■ Problem to work on ■
Copy out each line of the listing that has the word "JSON" in it.

* * * * * * * * *

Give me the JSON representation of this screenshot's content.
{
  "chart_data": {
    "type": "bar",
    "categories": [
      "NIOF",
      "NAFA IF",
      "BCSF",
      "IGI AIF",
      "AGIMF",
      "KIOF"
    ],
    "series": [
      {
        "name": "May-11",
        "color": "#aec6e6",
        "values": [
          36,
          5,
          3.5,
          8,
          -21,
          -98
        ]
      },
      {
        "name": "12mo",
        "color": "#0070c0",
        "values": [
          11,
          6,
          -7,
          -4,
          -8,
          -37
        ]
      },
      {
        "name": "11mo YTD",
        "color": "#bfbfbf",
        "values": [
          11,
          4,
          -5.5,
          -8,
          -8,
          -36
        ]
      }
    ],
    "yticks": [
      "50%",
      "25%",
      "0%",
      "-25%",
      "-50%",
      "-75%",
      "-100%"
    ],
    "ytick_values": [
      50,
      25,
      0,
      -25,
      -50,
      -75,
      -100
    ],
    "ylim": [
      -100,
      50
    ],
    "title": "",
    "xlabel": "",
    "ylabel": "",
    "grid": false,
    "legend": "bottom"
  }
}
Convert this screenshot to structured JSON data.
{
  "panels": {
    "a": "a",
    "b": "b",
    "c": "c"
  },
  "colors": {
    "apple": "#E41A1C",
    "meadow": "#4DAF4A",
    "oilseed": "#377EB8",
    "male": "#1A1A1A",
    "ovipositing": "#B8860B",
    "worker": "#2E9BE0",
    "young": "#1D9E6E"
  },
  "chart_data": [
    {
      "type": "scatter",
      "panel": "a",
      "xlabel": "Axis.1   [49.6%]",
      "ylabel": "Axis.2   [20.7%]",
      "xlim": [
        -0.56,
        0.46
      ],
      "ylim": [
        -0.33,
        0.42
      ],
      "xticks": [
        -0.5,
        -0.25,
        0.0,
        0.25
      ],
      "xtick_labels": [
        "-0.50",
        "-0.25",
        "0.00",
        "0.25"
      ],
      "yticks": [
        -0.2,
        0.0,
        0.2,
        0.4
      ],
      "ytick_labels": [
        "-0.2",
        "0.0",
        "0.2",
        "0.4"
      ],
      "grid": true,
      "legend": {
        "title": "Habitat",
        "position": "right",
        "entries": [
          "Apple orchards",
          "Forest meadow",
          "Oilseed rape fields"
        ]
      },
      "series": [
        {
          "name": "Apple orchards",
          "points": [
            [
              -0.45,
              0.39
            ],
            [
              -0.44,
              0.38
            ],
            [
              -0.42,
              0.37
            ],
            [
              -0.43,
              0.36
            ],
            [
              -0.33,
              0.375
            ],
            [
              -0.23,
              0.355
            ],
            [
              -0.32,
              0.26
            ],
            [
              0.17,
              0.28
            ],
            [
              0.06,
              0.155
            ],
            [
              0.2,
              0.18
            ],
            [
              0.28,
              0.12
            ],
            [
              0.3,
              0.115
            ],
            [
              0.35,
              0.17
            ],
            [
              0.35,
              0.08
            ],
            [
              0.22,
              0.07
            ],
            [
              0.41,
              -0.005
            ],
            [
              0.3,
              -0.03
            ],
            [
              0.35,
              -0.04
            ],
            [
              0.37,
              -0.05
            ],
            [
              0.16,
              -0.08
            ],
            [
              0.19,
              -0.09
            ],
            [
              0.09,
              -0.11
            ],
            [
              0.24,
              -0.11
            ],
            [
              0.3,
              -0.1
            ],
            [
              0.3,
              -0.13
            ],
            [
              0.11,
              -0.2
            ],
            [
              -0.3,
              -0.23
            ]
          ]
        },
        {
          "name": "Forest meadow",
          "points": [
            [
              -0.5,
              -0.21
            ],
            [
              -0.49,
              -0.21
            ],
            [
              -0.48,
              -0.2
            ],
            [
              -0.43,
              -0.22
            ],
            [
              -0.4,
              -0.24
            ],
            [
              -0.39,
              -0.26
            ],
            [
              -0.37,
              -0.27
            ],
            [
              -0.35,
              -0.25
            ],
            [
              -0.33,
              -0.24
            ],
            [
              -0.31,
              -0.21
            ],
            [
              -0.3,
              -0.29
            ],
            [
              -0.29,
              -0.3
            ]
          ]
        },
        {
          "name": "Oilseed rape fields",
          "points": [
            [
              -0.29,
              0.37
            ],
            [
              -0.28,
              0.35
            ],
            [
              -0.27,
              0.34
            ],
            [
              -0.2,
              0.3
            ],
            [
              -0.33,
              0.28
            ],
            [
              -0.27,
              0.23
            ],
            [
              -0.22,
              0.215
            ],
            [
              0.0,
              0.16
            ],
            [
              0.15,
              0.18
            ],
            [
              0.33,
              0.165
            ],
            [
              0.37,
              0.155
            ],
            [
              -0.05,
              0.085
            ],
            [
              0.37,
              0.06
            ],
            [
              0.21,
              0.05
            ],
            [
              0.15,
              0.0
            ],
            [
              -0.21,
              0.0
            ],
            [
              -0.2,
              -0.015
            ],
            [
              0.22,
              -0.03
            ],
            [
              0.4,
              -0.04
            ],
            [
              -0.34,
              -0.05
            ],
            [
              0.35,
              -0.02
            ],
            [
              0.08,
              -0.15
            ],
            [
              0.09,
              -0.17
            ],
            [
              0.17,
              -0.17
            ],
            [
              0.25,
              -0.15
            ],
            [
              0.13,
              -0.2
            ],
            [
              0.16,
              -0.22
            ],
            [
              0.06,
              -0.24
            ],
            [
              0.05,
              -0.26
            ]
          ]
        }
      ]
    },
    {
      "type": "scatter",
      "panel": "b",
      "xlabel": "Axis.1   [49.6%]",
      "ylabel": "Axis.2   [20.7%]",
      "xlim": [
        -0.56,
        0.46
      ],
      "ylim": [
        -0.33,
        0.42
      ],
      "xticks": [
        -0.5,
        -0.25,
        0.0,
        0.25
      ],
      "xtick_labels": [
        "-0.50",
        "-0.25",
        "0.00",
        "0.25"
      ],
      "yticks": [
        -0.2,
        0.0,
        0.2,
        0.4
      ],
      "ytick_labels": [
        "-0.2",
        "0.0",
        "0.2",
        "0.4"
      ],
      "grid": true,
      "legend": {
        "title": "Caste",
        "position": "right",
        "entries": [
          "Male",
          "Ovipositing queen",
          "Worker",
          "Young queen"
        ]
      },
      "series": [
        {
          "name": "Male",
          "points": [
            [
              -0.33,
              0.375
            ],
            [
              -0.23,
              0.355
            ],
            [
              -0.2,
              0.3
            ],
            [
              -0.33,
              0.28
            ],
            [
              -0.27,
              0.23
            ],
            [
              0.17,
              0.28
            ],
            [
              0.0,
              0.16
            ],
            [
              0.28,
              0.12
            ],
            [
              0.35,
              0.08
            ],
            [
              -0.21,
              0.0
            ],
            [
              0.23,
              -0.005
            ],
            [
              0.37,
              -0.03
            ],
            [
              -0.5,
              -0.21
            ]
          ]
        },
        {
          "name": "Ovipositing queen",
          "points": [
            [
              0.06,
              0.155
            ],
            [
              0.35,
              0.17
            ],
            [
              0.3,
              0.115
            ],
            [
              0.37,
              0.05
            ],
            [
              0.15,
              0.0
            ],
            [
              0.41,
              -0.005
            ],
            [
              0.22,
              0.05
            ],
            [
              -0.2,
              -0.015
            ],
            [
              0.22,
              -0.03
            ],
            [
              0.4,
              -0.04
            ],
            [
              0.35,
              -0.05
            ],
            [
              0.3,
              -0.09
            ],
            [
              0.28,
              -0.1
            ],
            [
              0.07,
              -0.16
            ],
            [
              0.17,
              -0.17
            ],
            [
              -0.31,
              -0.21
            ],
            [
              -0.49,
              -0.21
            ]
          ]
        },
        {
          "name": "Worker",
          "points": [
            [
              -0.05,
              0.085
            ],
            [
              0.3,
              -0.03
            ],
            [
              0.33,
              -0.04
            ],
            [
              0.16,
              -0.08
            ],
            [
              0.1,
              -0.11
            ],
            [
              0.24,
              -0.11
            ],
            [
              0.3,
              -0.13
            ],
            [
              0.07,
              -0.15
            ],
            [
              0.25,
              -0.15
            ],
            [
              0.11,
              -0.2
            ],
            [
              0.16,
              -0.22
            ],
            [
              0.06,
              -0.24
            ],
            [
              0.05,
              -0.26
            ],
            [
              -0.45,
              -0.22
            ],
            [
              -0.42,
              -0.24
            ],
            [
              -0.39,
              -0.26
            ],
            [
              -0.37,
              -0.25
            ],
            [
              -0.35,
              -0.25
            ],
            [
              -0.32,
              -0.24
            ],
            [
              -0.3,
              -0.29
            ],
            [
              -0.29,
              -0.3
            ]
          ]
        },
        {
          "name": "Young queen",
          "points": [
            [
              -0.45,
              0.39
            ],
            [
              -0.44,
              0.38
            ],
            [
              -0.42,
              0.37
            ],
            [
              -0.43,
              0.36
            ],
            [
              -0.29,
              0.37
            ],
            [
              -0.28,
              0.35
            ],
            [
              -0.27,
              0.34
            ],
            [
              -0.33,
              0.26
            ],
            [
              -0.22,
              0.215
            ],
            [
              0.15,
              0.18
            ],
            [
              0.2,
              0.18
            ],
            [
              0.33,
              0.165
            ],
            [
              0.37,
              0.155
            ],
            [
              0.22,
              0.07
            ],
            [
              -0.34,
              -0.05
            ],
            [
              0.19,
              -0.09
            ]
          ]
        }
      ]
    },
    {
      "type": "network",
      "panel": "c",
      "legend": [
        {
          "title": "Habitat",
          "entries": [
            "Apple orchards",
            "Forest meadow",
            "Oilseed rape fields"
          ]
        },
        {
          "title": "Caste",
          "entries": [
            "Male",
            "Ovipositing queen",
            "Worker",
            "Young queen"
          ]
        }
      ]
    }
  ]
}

* * * * * * * * *

■ Answer to the problem ■
Give me the JSON representation of this screenshot's content.
Convert this screenshot to structured JSON data.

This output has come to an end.